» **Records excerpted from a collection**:

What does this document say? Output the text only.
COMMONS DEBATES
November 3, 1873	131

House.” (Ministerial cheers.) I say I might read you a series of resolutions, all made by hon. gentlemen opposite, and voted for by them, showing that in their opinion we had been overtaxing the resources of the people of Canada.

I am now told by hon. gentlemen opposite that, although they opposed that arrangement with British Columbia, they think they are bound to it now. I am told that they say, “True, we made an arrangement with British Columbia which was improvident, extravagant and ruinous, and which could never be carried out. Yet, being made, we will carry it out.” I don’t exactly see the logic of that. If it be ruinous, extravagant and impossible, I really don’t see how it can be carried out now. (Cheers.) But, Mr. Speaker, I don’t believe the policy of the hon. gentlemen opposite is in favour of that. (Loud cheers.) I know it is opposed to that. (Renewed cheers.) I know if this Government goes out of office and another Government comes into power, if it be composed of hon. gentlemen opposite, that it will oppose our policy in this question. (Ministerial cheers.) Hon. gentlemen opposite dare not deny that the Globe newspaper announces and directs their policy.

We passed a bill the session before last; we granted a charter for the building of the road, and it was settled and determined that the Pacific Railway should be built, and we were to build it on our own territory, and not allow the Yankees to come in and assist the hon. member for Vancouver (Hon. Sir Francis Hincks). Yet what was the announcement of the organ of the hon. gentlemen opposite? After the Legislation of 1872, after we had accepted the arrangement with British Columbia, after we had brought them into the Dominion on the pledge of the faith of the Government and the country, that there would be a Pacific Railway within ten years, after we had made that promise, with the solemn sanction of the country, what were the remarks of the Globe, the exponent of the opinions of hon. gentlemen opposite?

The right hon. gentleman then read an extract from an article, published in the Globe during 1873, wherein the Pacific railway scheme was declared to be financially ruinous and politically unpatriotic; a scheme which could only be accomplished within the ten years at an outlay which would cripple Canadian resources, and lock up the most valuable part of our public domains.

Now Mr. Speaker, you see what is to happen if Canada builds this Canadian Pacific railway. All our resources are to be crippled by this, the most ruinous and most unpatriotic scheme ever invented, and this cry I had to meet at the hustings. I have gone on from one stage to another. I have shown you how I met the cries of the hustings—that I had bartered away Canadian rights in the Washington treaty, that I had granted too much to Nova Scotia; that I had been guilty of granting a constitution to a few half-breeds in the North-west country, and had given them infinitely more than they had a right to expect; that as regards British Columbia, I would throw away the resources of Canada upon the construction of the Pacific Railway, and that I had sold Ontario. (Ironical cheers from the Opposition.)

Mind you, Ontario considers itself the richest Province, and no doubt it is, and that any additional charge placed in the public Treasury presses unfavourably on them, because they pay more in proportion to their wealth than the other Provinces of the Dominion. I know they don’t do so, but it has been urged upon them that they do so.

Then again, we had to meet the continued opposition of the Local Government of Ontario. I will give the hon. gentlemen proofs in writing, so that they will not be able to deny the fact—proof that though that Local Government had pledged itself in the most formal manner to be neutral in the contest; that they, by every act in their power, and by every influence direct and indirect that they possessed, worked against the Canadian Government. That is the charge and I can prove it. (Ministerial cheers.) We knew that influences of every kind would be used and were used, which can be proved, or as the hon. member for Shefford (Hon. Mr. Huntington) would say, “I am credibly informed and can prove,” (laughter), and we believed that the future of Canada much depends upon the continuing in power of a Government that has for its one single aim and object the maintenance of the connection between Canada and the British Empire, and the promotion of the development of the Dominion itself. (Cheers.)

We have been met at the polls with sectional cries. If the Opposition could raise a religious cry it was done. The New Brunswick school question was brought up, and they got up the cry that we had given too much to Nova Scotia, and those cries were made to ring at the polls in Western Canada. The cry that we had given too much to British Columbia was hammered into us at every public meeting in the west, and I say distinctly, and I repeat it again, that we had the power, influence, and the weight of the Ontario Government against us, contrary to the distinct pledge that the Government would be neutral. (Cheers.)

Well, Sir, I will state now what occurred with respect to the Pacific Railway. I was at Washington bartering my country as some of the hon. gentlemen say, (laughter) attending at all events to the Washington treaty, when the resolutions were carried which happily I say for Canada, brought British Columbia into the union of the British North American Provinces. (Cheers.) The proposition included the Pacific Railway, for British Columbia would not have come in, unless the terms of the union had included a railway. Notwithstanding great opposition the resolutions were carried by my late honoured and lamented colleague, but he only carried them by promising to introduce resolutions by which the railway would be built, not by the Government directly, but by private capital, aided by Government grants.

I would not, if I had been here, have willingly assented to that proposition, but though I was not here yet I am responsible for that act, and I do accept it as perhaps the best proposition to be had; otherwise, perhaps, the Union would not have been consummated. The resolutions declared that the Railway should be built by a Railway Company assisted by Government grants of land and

» **WHAT TO WORK ON**: Each entry above is to be set down again in exactly the same words.

» **COMPLETED TASK**:
What does this document say? Output the text only.
COMMONS DEBATES
November 3, 1873	131

House.” (Ministerial cheers.) I say I might read you a series of resolutions, all made by hon. gentlemen opposite, and voted for by them, showing that in their opinion we had been overtaxing the resources of the people of Canada.

I am now told by hon. gentlemen opposite that, although they opposed that arrangement with British Columbia, they think they are bound to it now. I am told that they say, “True, we made an arrangement with British Columbia which was improvident, extravagant and ruinous, and which could never be carried out. Yet, being made, we will carry it out.” I don’t exactly see the logic of that. If it be ruinous, extravagant and impossible, I really don’t see how it can be carried out now. (Cheers.) But, Mr. Speaker, I don’t believe the policy of the hon. gentlemen opposite is in favour of that. (Loud cheers.) I know it is opposed to that. (Renewed cheers.) I know if this Government goes out of office and another Government comes into power, if it be composed of hon. gentlemen opposite, that it will oppose our policy in this question. (Ministerial cheers.) Hon. gentlemen opposite dare not deny that the Globe newspaper announces and directs their policy.

We passed a bill the session before last; we granted a charter for the building of the road, and it was settled and determined that the Pacific Railway should be built, and we were to build it on our own territory, and not allow the Yankees to come in and assist the hon. member for Vancouver (Hon. Sir Francis Hincks). Yet what was the announcement of the organ of the hon. gentlemen opposite? After the Legislation of 1872, after we had accepted the arrangement with British Columbia, after we had brought them into the Dominion on the pledge of the faith of the Government and the country, that there would be a Pacific Railway within ten years, after we had made that promise, with the solemn sanction of the country, what were the remarks of the Globe, the exponent of the opinions of hon. gentlemen opposite?

The right hon. gentleman then read an extract from an article, published in the Globe during 1873, wherein the Pacific railway scheme was declared to be financially ruinous and politically unpatriotic; a scheme which could only be accomplished within the ten years at an outlay which would cripple Canadian resources, and lock up the most valuable part of our public domains.

Now Mr. Speaker, you see what is to happen if Canada builds this Canadian Pacific railway. All our resources are to be crippled by this, the most ruinous and most unpatriotic scheme ever invented, and this cry I had to meet at the hustings. I have gone on from one stage to another. I have shown you how I met the cries of the hustings—that I had bartered away Canadian rights in the Washington treaty, that I had granted too much to Nova Scotia; that I had been guilty of granting a constitution to a few half-breeds in the North-west country, and had given them infinitely more than they had a right to expect; that as regards British Columbia, I would throw away the resources of Canada upon the construction of the Pacific Railway, and that I had sold Ontario. (Ironical cheers from the Opposition.)

Mind you, Ontario considers itself the richest Province, and no doubt it is, and that any additional charge placed in the public Treasury presses unfavourably on them, because they pay more in proportion to their wealth than the other Provinces of the Dominion. I know they don’t do so, but it has been urged upon them that they do so.

Then again, we had to meet the continued opposition of the Local Government of Ontario. I will give the hon. gentlemen proofs in writing, so that they will not be able to deny the fact—proof that though that Local Government had pledged itself in the most formal manner to be neutral in the contest; that they, by every act in their power, and by every influence direct and indirect that they possessed, worked against the Canadian Government. That is the charge and I can prove it. (Ministerial cheers.) We knew that influences of every kind would be used and were used, which can be proved, or as the hon. member for Shefford (Hon. Mr. Huntington) would say, “I am credibly informed and can prove,” (laughter), and we believed that the future of Canada much depends upon the continuing in power of a Government that has for its one single aim and object the maintenance of the connection between Canada and the British Empire, and the promotion of the development of the Dominion itself. (Cheers.)

We have been met at the polls with sectional cries. If the Opposition could raise a religious cry it was done. The New Brunswick school question was brought up, and they got up the cry that we had given too much to Nova Scotia, and those cries were made to ring at the polls in Western Canada. The cry that we had given too much to British Columbia was hammered into us at every public meeting in the west, and I say distinctly, and I repeat it again, that we had the power, influence, and the weight of the Ontario Government against us, contrary to the distinct pledge that the Government would be neutral. (Cheers.)

Well, Sir, I will state now what occurred with respect to the Pacific Railway. I was at Washington bartering my country as some of the hon. gentlemen say, (laughter) attending at all events to the Washington treaty, when the resolutions were carried which happily I say for Canada, brought British Columbia into the union of the British North American Provinces. (Cheers.) The proposition included the Pacific Railway, for British Columbia would not have come in, unless the terms of the union had included a railway. Notwithstanding great opposition the resolutions were carried by my late honoured and lamented colleague, but he only carried them by promising to introduce resolutions by which the railway would be built, not by the Government directly, but by private capital, aided by Government grants.

I would not, if I had been here, have willingly assented to that proposition, but though I was not here yet I am responsible for that act, and I do accept it as perhaps the best proposition to be had; otherwise, perhaps, the Union would not have been consummated. The resolutions declared that the Railway should be built by a Railway Company assisted by Government grants of land and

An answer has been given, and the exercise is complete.